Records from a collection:
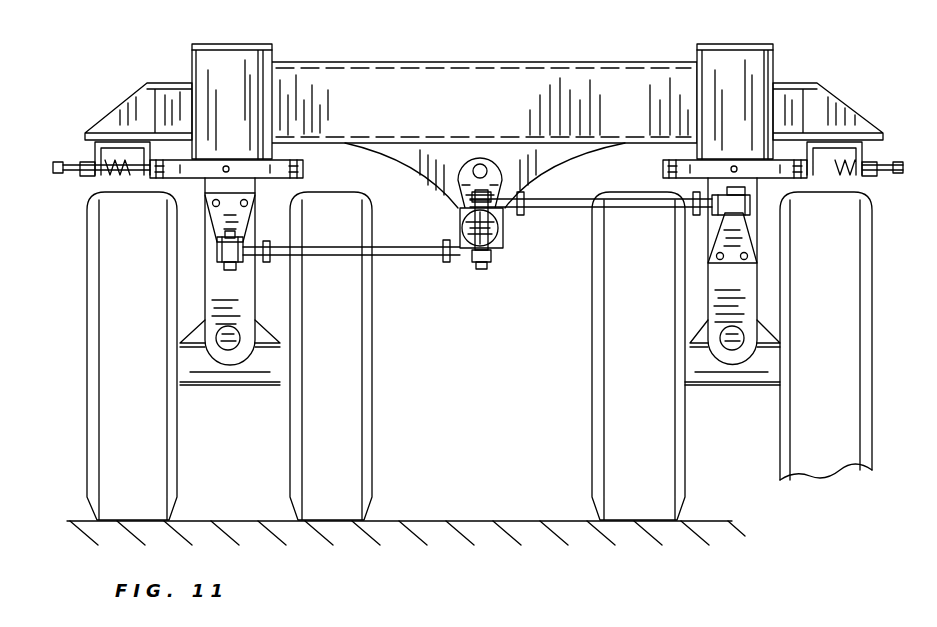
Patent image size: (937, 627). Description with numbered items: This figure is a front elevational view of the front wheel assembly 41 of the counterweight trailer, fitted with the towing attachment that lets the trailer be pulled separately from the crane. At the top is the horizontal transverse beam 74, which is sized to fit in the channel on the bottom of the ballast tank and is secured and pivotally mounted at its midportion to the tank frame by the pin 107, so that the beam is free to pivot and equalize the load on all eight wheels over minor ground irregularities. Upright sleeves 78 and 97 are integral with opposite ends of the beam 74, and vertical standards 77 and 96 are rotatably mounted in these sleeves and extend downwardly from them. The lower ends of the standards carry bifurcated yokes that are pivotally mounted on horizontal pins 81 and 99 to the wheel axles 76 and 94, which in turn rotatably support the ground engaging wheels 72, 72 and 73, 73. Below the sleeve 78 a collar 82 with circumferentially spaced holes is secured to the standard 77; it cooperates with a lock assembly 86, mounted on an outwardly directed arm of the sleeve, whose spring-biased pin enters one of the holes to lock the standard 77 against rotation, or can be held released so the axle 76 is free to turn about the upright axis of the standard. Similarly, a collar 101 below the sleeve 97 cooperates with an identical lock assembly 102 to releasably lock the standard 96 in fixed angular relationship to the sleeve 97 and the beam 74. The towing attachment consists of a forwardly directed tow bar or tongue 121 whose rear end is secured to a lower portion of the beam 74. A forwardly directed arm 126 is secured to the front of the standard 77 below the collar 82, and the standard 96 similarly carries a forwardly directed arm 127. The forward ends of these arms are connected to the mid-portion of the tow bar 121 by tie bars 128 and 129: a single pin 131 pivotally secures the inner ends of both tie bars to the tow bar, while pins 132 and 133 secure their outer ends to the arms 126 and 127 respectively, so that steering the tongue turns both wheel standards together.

The wheel assembly 41 is at (130, 100).
The ground engaging wheels 72 is at (305, 487).
The ground engaging wheels 73 is at (810, 445).
The horizontal transverse beam 74 is at (410, 80).
The wheel axle 76 is at (262, 375).
The vertical standard 77 is at (243, 302).
The upright sleeve 78 is at (262, 62).
The horizontal pin 81 is at (228, 342).
The collar 82 is at (303, 170).
The lock assembly 86 is at (55, 140).
The wheel axle 94 is at (705, 375).
The vertical standard 96 is at (745, 302).
The upright sleeve 97 is at (752, 72).
The horizontal pin 99 is at (740, 345).
The collar 101 is at (663, 167).
The lock assembly 102 is at (896, 106).
The pin 107 is at (480, 165).
The tow bar 121 is at (460, 216).
The forwardly directed arm 126 is at (220, 215).
The forwardly directed arm 127 is at (718, 245).
The tie bar 128 is at (392, 260).
The tie bar 129 is at (580, 210).
The pin 131 is at (482, 272).
The pin 132 is at (228, 272).
The pin 133 is at (735, 243).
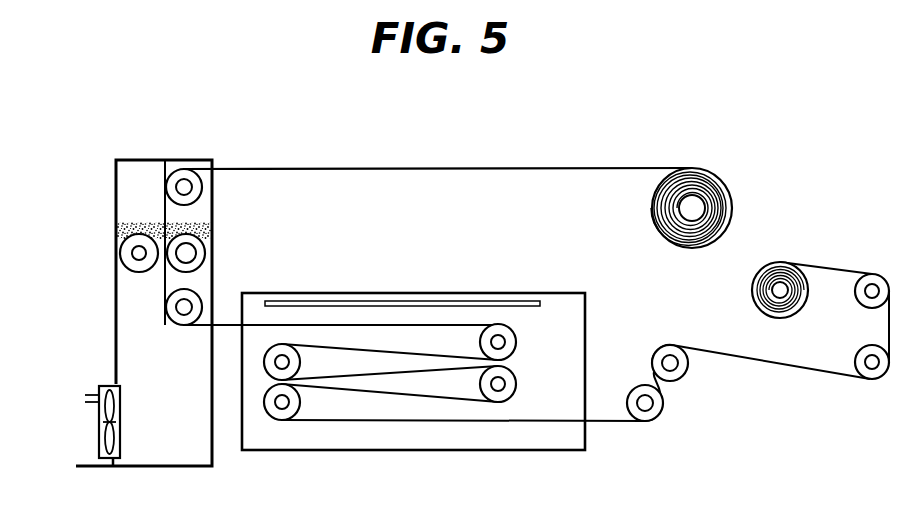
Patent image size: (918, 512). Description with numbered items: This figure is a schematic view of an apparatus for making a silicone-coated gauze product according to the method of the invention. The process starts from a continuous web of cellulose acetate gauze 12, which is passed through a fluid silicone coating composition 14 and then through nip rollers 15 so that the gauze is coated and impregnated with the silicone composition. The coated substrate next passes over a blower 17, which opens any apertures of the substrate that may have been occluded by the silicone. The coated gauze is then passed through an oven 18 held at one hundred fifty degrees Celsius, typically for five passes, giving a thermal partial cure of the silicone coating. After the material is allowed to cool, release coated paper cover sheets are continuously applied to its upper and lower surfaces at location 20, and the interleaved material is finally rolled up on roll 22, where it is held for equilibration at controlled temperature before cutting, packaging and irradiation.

→ **The task**
From the data above, extract each line that contains the word "paper".

→ **Solution to this exercise**
Patent image size: (918, 512). Description with numbered items: This figure is a schematic view of an apparatus for making a silicone-coated gauze product according to the method of the invention. The process starts from a continuous web of cellulose acetate gauze 12, which is passed through a fluid silicone coating composition 14 and then through nip rollers 15 so that the gauze is coated and impregnated with the silicone composition. The coated substrate next passes over a blower 17, which opens any apertures of the substrate that may have been occluded by the silicone. The coated gauze is then passed through an oven 18 held at one hundred fifty degrees Celsius, typically for five passes, giving a thermal partial cure of the silicone coating. After the material is allowed to cool, release coated paper cover sheets are continuously applied to its upper and lower surfaces at location 20, and the interleaved material is finally rolled up on roll 22, where it is held for equilibration at controlled temperature before cutting, packaging and irradiation.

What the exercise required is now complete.